[[ PASSAGE FOR REVIEW open ]]
The National Science Foundation normally awards grants to various types of organizations. The cost principles applicable to the awardee vary depending upon the type of organization. For instance, commercial firms are normally held to the Federal Acquisition Regulations (FAR) for cost principles (FAR Part 31) and financial management systems that comply with OMB Circular A-110, Subpart C.21 (2 CFR §215.21).
The NSF SBIR/STTR program is usually governed by a special set of NSF regulations (Phase I and Phase II) found on the NSF website. The NSF also allows the applicant for Phase I awards to budget up to $10,000 to set-up a job cost accounting system and get through the CAP review. As an awardee, it is imperative that your set-up and maintain an accounting system with job costing capabilities for your NSF Ph I award (meaning you are able to track all direct costs/expenditures for each contract, grant, or "job" separately, so you can prove the money spent was in accordance with your budget). With the submission of cost reports, and the final report, the government wants you to declare, under penalty of perjury, that the money spent was in accordance with the proposed budget. The only way to prove this is to have a job cost accounting system, and a properly maintained labor distribution & timekeeping system.
ReliAscent® recommends that all Ph I winners hire a local or outsourced bookkeeping or CPA firm to handle their books during the Ph I. As long as companies track ALL TIME SPENT on the grant (we strongly recommend companies implement a DCAA compliant timekeeping system, and we offer a manual, Excel-based system on our website at no charge), track ALL DIRECT EXPENSES, and can provide complete financial records and statements, our experts can help small businesses pass the CAP review and move to Ph II.
Before a small business receives its Phase II award, Cost Analysis & Pre-Award (CAP) Branch Auditors will need to verify that the Phase I spending was made in accordance with FAR Part 31. Meaning, you must produce a Ph I spending report (as if the award were a cost-type contract, instead of fixed price). If you fail to produce this report correctly (as well as a number of other documents), you will not receive the phase II funding!
The NSF Financial Capability Review (also known as CAP Review) is a very serious matter for companies that have been technically selected for award of a Phase II grant. The NSF tries to prepare a company for the CAP review by getting its Program Officers (Technical Contact for Phase I grantees) involved to determine the existence of, and sometimes help a company achieve, a minimum level of competence in the accounting and administrative business disciplines. Sometimes, companies mistake this effort by the Program Offices as the CAP review itself.
However, the Program Officer (PO) is trying to see if the company is ready for the CAP review. Their process is less precise and more forgiving when it comes to errors and lack of knowledge than the formal CAP review, and it involves some amount of back-and-forth communication between the PO and the company if the company is able to be coached. The PO’s process is also more personal because there is a person to talk to. The PO has a limited amount of time and patience to get a sense if a company has the necessary financial and accounting knowledge to potentially pass a CAP review. If they don’t get the correct responses in the time they have available, they will not recommend to the NSF CAP group that the company be asked for a formal CAP submittal.
[[ PASSAGE FOR REVIEW closed ]]
▶ WORK INSTRUCTION A
According to the text on NSF SBIR/STTR grant accounting, how much may a Phase I applicant budget to set up a job cost accounting system and get through the CAP review?
▶ WORK INSTRUCTION B
Write out the stretch of the text on NSF SBIR/STTR grant accounting from "The NSF Financial" through "CAP review itself.".
▶ WORK INSTRUCTION C
In the text on NSF SBIR/STTR grant accounting, what conditions must companies meet for ReliAscent's experts to help them pass the CAP review? List them all.
[[ ENTRIES SHOWN open ]]
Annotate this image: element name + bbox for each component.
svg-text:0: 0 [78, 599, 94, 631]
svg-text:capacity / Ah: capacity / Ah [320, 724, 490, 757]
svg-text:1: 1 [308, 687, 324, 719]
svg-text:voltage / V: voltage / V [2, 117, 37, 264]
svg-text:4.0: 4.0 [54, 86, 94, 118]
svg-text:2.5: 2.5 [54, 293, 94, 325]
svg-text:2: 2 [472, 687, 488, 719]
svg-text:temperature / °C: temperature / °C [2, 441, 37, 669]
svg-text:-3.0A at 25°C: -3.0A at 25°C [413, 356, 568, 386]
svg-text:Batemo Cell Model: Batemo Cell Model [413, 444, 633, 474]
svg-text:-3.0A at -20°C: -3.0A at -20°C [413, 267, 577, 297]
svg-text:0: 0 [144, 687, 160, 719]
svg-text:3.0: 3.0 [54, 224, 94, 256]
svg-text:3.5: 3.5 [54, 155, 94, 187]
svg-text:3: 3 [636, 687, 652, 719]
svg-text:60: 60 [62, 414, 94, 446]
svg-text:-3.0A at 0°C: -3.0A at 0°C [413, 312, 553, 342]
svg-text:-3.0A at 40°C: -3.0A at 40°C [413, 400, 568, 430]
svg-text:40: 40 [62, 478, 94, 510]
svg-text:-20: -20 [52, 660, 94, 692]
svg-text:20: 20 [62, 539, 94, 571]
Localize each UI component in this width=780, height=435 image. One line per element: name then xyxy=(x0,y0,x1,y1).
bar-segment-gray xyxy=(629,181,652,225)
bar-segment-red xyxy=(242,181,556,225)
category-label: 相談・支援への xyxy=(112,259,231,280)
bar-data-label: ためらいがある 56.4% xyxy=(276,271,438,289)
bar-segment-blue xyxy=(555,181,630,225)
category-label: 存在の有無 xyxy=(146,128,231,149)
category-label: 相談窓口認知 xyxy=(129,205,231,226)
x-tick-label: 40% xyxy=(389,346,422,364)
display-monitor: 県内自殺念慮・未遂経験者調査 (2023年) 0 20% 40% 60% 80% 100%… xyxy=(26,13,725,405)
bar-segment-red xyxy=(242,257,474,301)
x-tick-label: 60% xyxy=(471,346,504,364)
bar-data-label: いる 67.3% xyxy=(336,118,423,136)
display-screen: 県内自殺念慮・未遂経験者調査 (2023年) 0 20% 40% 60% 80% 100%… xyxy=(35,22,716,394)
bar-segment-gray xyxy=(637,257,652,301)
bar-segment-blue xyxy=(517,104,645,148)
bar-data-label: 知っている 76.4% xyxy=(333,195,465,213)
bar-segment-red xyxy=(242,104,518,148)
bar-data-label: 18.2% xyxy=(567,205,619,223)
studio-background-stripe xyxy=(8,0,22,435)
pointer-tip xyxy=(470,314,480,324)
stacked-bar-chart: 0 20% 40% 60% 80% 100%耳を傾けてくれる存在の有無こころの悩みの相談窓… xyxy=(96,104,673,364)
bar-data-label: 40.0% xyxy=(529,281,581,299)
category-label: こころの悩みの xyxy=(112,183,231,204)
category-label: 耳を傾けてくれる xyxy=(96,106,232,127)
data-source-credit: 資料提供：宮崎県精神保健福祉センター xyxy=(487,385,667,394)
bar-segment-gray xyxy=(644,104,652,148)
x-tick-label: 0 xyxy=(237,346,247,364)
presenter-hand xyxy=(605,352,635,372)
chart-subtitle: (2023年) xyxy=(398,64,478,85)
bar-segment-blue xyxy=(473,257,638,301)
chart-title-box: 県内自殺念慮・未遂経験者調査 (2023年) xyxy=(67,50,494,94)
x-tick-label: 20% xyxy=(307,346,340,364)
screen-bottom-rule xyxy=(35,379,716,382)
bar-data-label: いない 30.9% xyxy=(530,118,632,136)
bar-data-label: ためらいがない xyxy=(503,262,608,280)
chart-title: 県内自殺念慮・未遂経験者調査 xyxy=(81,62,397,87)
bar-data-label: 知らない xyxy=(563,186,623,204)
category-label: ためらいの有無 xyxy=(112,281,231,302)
[[ ENTRIES SHOWN closed ]]
▶ WORKED SOLUTION A
Up to $10,000.

▶ WORKED SOLUTION B
The NSF Financial Capability Review (also known as CAP Review) is a very serious matter for companies that have been technically selected for award of a Phase II grant. The NSF tries to prepare a company for the CAP review by getting its Program Officers (Technical Contact for Phase I grantees) involved to determine the existence of, and sometimes help a company achieve, a minimum level of competence in the accounting and administrative business disciplines. Sometimes, companies mistake this effort by the Program Offices as the CAP review itself.

▶ WORKED SOLUTION C
- Track all time spent on the grant
- Track all direct expenses
- Provide complete financial records and statements